** START **
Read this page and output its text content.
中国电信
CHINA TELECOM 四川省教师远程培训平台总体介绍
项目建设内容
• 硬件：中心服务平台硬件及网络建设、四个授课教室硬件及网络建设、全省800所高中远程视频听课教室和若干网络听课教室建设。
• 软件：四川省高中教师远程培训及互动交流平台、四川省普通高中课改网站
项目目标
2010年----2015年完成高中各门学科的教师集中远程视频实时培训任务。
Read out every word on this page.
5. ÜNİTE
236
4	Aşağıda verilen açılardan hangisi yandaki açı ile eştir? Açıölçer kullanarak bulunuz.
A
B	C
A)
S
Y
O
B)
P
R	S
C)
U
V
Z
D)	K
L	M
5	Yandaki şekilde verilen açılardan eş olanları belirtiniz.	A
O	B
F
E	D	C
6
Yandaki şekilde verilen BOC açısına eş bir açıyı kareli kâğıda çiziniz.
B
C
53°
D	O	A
** END **
Instructions to follow: Starting with the line that contains "Read out every word on this page.", output every line through the end of the listing above, unchanged.

Expected output:
Read out every word on this page.
5. ÜNİTE
236
4	Aşağıda verilen açılardan hangisi yandaki açı ile eştir? Açıölçer kullanarak bulunuz.
A
B	C
A)
S
Y
O
B)
P
R	S
C)
U
V
Z
D)	K
L	M
5	Yandaki şekilde verilen açılardan eş olanları belirtiniz.	A
O	B
F
E	D	C
6
Yandaki şekilde verilen BOC açısına eş bir açıyı kareli kâğıda çiziniz.
B
C
53°
D	O	A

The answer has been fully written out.